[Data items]

▼

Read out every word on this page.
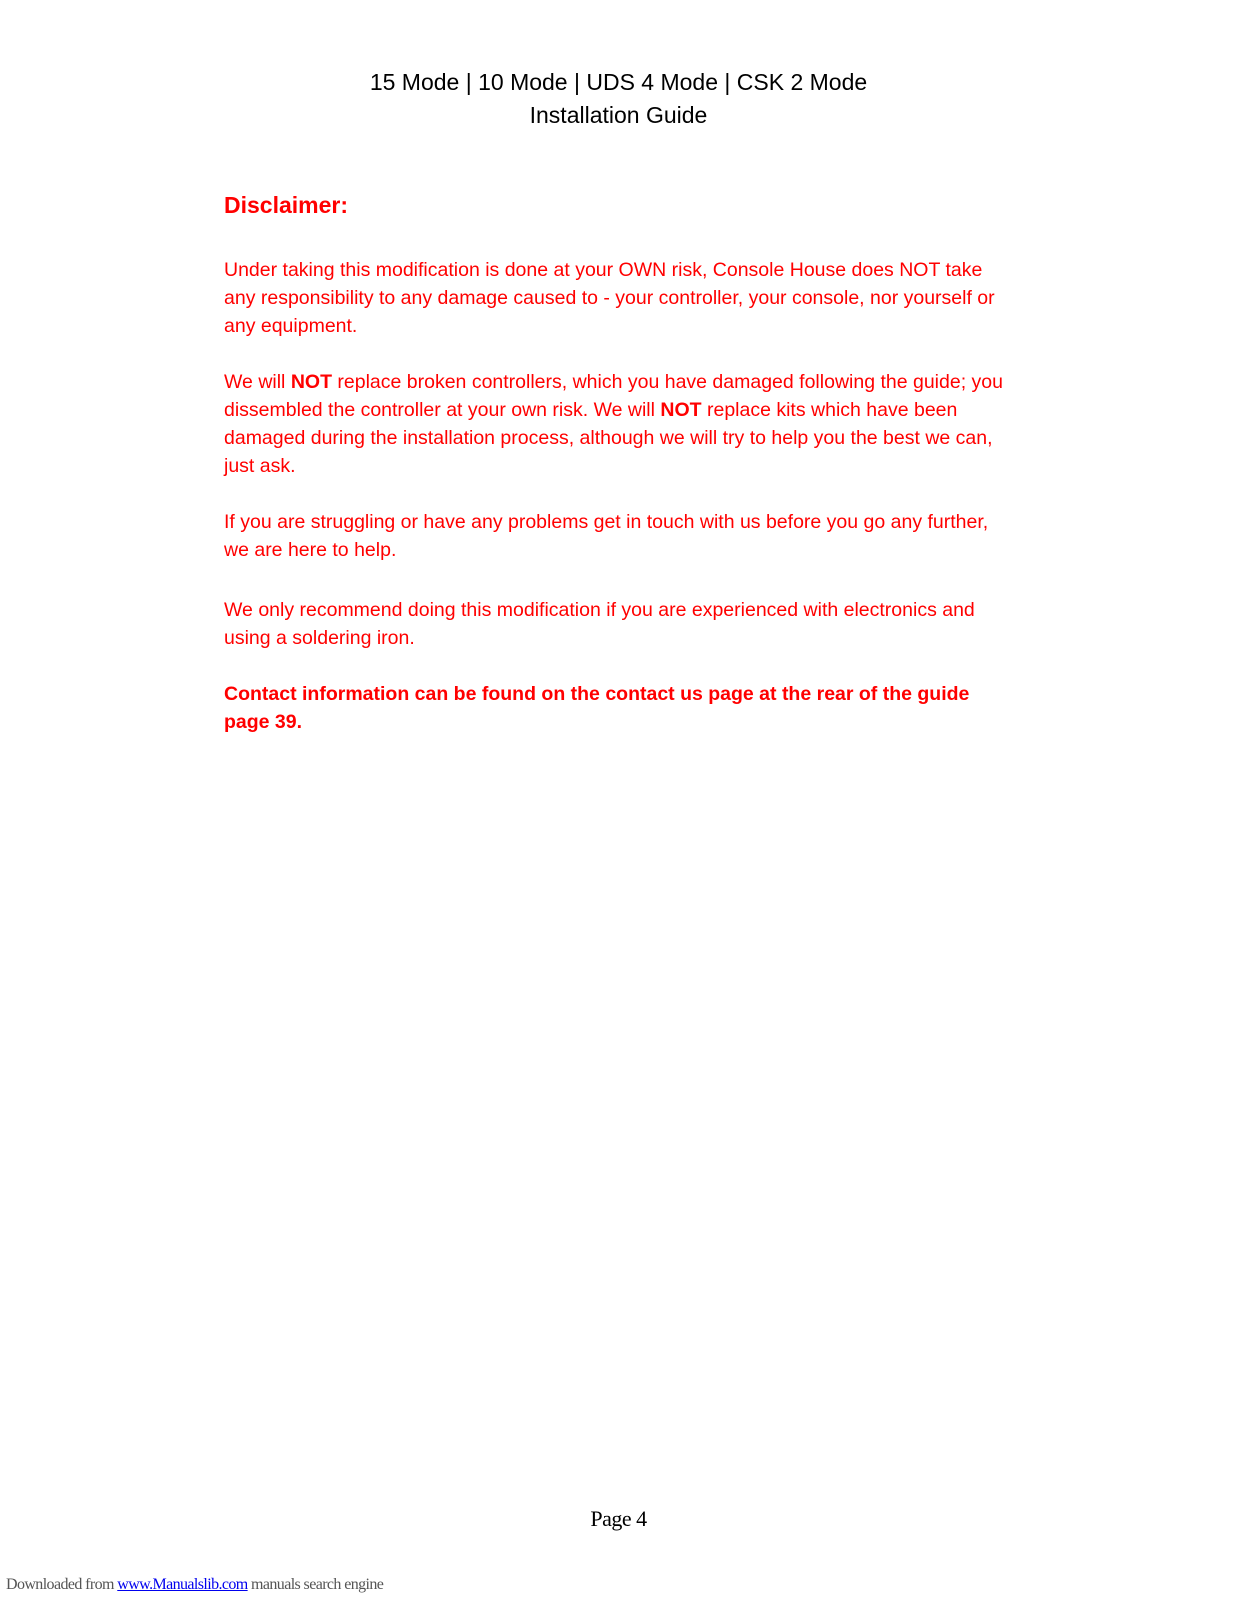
15 Mode | 10 Mode | UDS 4 Mode | CSK 2 Mode
Installation Guide
Disclaimer:

Under taking this modification is done at your OWN risk, Console House does NOT take any responsibility to any damage caused to - your controller, your console, nor yourself or any equipment.

We will NOT replace broken controllers, which you have damaged following the guide; you dissembled the controller at your own risk. We will NOT replace kits which have been damaged during the installation process, although we will try to help you the best we can, just ask.

If you are struggling or have any problems get in touch with us before you go any further, we are here to help.

We only recommend doing this modification if you are experienced with electronics and using a soldering iron.

Contact information can be found on the contact us page at the rear of the guide page 39.

Page 4
Downloaded from www.Manualslib.com manuals search engine
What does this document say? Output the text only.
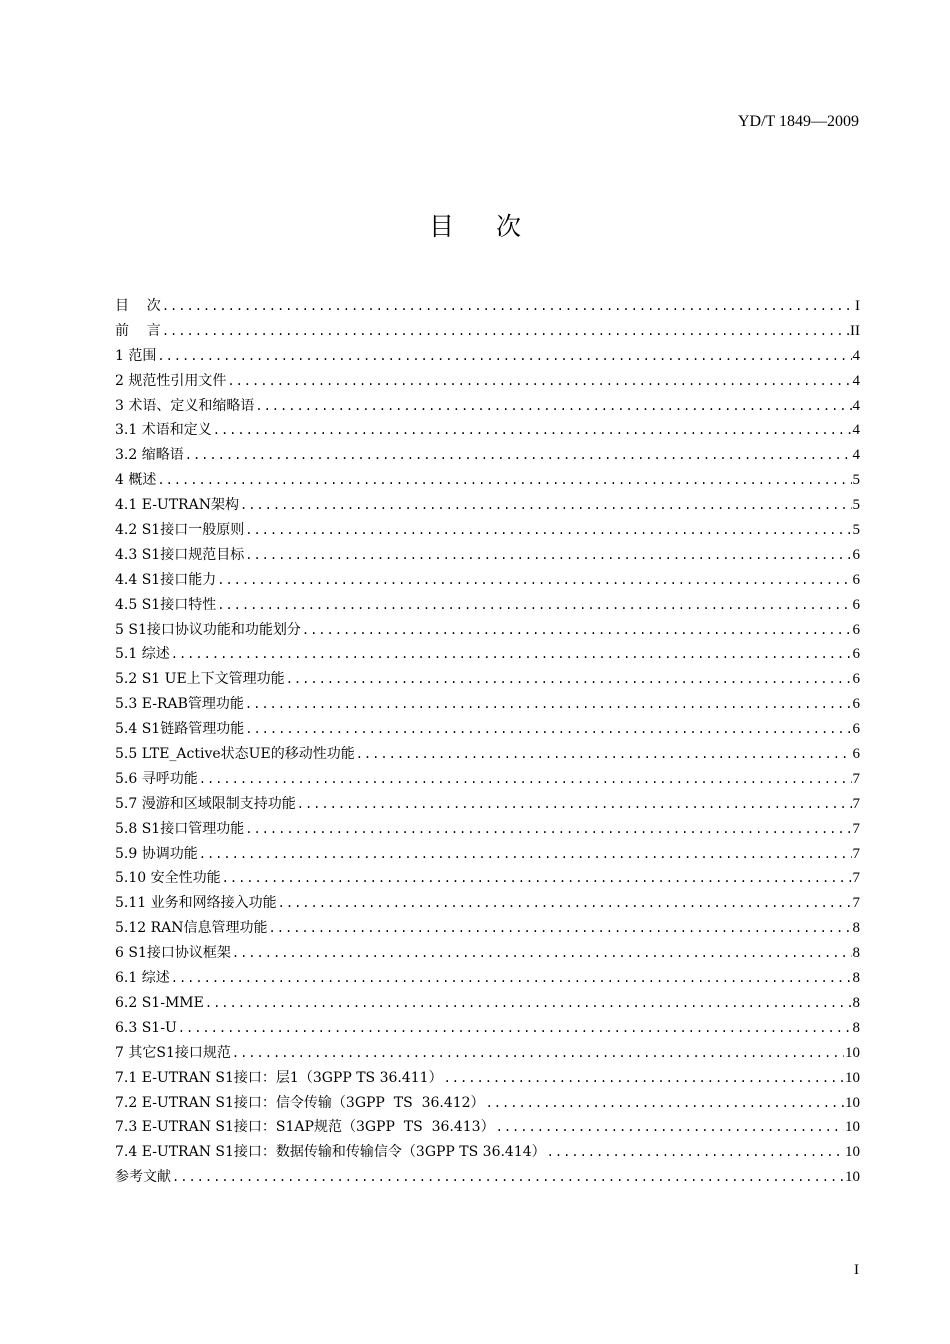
YD/T 1849—2009
目次
目    次 .....	I
前    言 .....	II
1 范围 .....	4
2 规范性引用文件 .....	4
3 术语、定义和缩略语 .....	4
3.1 术语和定义 .....	4
3.2 缩略语 .....	4
4 概述 .....	5
4.1 E-UTRAN架构 .....	5
4.2 S1接口一般原则 .....	5
4.3 S1接口规范目标 .....	6
4.4 S1接口能力 .....	6
4.5 S1接口特性 .....	6
5 S1接口协议功能和功能划分 .....	6
5.1 综述 .....	6
5.2 S1 UE上下文管理功能 .....	6
5.3 E-RAB管理功能 .....	6
5.4 S1链路管理功能 .....	6
5.5 LTE_Active状态UE的移动性功能 .....	6
5.6 寻呼功能 .....	7
5.7 漫游和区域限制支持功能 .....	7
5.8 S1接口管理功能 .....	7
5.9 协调功能 .....	7
5.10 安全性功能 .....	7
5.11 业务和网络接入功能 .....	7
5.12 RAN信息管理功能 .....	8
6 S1接口协议框架 .....	8
6.1 综述 .....	8
6.2 S1-MME .....	8
6.3 S1-U .....	8
7 其它S1接口规范 .....	10
7.1 E-UTRAN S1接口：层1（3GPP TS 36.411） .....	10
7.2 E-UTRAN S1接口：信令传输（3GPP  TS  36.412） .....	10
7.3 E-UTRAN S1接口：S1AP规范（3GPP  TS  36.413） .....	10
7.4 E-UTRAN S1接口：数据传输和传输信令（3GPP TS 36.414） .....	10
参考文献 .....	10
I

▲

What you have to do:
Copy the material exactly. Do not include the pictures.

Correct result:
Read out every word on this page.
15 Mode | 10 Mode | UDS 4 Mode | CSK 2 Mode
Installation Guide
Disclaimer:

Under taking this modification is done at your OWN risk, Console House does NOT take any responsibility to any damage caused to - your controller, your console, nor yourself or any equipment.

We will NOT replace broken controllers, which you have damaged following the guide; you dissembled the controller at your own risk. We will NOT replace kits which have been damaged during the installation process, although we will try to help you the best we can, just ask.

If you are struggling or have any problems get in touch with us before you go any further, we are here to help.

We only recommend doing this modification if you are experienced with electronics and using a soldering iron.

Contact information can be found on the contact us page at the rear of the guide page 39.

Page 4
Downloaded from www.Manualslib.com manuals search engine
What does this document say? Output the text only.
YD/T 1849—2009
目次
目    次 .....	I
前    言 .....	II
1 范围 .....	4
2 规范性引用文件 .....	4
3 术语、定义和缩略语 .....	4
3.1 术语和定义 .....	4
3.2 缩略语 .....	4
4 概述 .....	5
4.1 E-UTRAN架构 .....	5
4.2 S1接口一般原则 .....	5
4.3 S1接口规范目标 .....	6
4.4 S1接口能力 .....	6
4.5 S1接口特性 .....	6
5 S1接口协议功能和功能划分 .....	6
5.1 综述 .....	6
5.2 S1 UE上下文管理功能 .....	6
5.3 E-RAB管理功能 .....	6
5.4 S1链路管理功能 .....	6
5.5 LTE_Active状态UE的移动性功能 .....	6
5.6 寻呼功能 .....	7
5.7 漫游和区域限制支持功能 .....	7
5.8 S1接口管理功能 .....	7
5.9 协调功能 .....	7
5.10 安全性功能 .....	7
5.11 业务和网络接入功能 .....	7
5.12 RAN信息管理功能 .....	8
6 S1接口协议框架 .....	8
6.1 综述 .....	8
6.2 S1-MME .....	8
6.3 S1-U .....	8
7 其它S1接口规范 .....	10
7.1 E-UTRAN S1接口：层1（3GPP TS 36.411） .....	10
7.2 E-UTRAN S1接口：信令传输（3GPP  TS  36.412） .....	10
7.3 E-UTRAN S1接口：S1AP规范（3GPP  TS  36.413） .....	10
7.4 E-UTRAN S1接口：数据传输和传输信令（3GPP TS 36.414） .....	10
参考文献 .....	10
I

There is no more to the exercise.